*** Begin section ***

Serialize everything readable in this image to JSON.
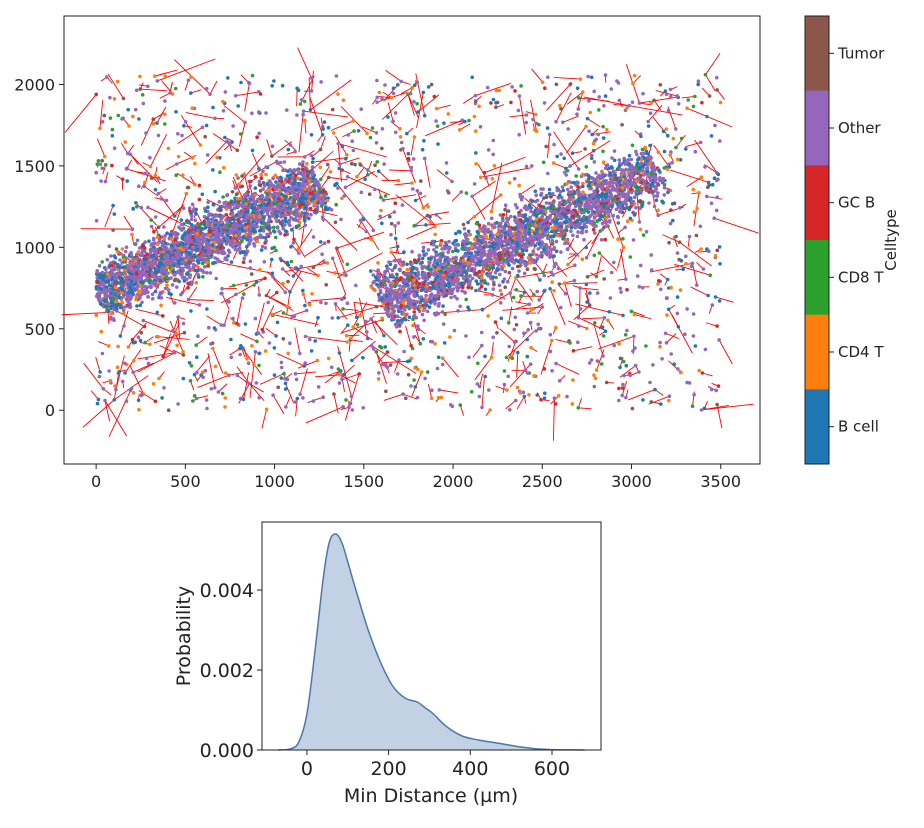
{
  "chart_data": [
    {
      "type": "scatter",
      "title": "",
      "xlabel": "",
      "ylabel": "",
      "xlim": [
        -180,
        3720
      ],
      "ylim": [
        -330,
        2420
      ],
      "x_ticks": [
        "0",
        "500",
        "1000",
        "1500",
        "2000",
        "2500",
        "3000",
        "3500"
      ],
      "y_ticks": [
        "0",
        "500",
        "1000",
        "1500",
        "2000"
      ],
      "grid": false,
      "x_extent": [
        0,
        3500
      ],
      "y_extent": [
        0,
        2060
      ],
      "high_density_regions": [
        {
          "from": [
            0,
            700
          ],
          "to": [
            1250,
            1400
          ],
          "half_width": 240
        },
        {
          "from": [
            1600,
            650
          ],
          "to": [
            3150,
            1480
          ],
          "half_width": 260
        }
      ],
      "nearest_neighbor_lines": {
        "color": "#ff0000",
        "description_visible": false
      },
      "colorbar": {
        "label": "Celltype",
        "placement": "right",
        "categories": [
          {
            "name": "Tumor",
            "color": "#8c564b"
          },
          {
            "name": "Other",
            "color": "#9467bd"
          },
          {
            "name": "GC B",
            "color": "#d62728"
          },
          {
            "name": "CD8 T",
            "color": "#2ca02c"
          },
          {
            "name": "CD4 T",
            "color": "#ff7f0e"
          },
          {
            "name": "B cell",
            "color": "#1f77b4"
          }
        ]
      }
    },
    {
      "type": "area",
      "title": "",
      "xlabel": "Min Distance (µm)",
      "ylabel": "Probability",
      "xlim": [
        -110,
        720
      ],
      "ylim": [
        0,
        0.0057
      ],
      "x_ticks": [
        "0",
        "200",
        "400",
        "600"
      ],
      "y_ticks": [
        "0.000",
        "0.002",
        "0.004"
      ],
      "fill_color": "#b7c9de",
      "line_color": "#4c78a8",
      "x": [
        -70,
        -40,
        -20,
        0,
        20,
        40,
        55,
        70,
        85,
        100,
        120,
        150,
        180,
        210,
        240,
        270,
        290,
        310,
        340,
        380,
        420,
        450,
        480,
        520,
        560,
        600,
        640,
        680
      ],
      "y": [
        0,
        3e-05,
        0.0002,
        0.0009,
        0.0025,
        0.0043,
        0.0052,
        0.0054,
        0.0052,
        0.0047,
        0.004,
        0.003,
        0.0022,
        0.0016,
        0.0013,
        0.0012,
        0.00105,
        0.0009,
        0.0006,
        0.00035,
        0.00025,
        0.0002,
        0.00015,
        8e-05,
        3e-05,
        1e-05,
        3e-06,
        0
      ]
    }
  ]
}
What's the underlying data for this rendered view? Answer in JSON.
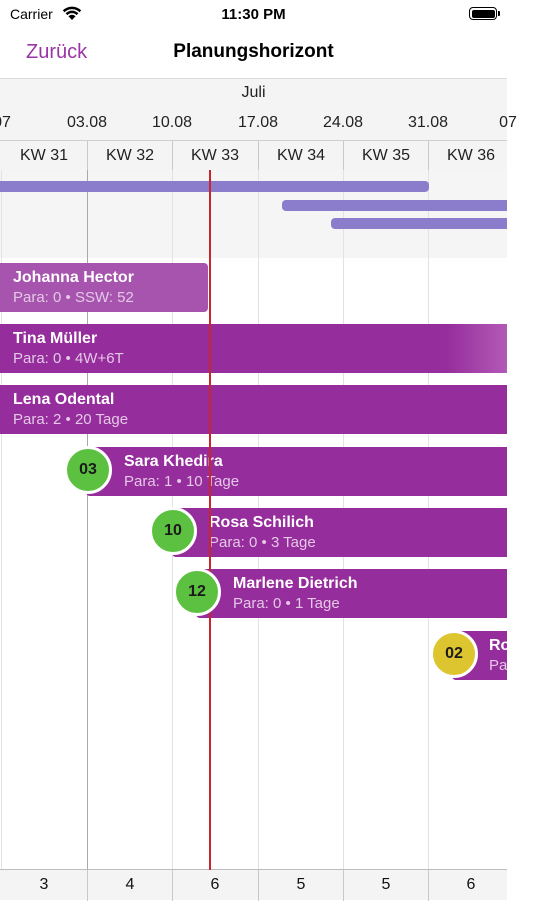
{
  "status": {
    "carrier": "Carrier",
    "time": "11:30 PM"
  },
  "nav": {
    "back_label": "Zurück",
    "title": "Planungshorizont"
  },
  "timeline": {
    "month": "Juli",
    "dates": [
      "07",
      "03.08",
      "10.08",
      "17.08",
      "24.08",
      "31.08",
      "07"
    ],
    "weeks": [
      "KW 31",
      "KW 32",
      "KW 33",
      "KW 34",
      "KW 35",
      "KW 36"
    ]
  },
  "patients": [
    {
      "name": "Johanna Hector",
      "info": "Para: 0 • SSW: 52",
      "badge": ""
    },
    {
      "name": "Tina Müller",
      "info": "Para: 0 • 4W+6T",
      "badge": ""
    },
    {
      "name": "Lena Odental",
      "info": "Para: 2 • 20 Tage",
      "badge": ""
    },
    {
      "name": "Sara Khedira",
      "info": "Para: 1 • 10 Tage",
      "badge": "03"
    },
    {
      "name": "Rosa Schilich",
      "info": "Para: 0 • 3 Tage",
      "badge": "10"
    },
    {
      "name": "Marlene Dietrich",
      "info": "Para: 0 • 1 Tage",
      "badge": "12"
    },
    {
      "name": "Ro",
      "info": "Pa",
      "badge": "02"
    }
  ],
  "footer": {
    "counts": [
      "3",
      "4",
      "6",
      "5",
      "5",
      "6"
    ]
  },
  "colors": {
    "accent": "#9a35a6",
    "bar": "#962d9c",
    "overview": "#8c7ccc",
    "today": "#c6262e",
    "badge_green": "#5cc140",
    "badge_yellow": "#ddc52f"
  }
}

*** End section ***

» Your task
Start at the line that contains "What's the underlying" and retype every line through the end of the entries above, both ends included. Exclude all pictures.

» Task result
What's the underlying data for this rendered view? Answer in JSON.
{
  "status": {
    "carrier": "Carrier",
    "time": "11:30 PM"
  },
  "nav": {
    "back_label": "Zurück",
    "title": "Planungshorizont"
  },
  "timeline": {
    "month": "Juli",
    "dates": [
      "07",
      "03.08",
      "10.08",
      "17.08",
      "24.08",
      "31.08",
      "07"
    ],
    "weeks": [
      "KW 31",
      "KW 32",
      "KW 33",
      "KW 34",
      "KW 35",
      "KW 36"
    ]
  },
  "patients": [
    {
      "name": "Johanna Hector",
      "info": "Para: 0 • SSW: 52",
      "badge": ""
    },
    {
      "name": "Tina Müller",
      "info": "Para: 0 • 4W+6T",
      "badge": ""
    },
    {
      "name": "Lena Odental",
      "info": "Para: 2 • 20 Tage",
      "badge": ""
    },
    {
      "name": "Sara Khedira",
      "info": "Para: 1 • 10 Tage",
      "badge": "03"
    },
    {
      "name": "Rosa Schilich",
      "info": "Para: 0 • 3 Tage",
      "badge": "10"
    },
    {
      "name": "Marlene Dietrich",
      "info": "Para: 0 • 1 Tage",
      "badge": "12"
    },
    {
      "name": "Ro",
      "info": "Pa",
      "badge": "02"
    }
  ],
  "footer": {
    "counts": [
      "3",
      "4",
      "6",
      "5",
      "5",
      "6"
    ]
  },
  "colors": {
    "accent": "#9a35a6",
    "bar": "#962d9c",
    "overview": "#8c7ccc",
    "today": "#c6262e",
    "badge_green": "#5cc140",
    "badge_yellow": "#ddc52f"
  }
}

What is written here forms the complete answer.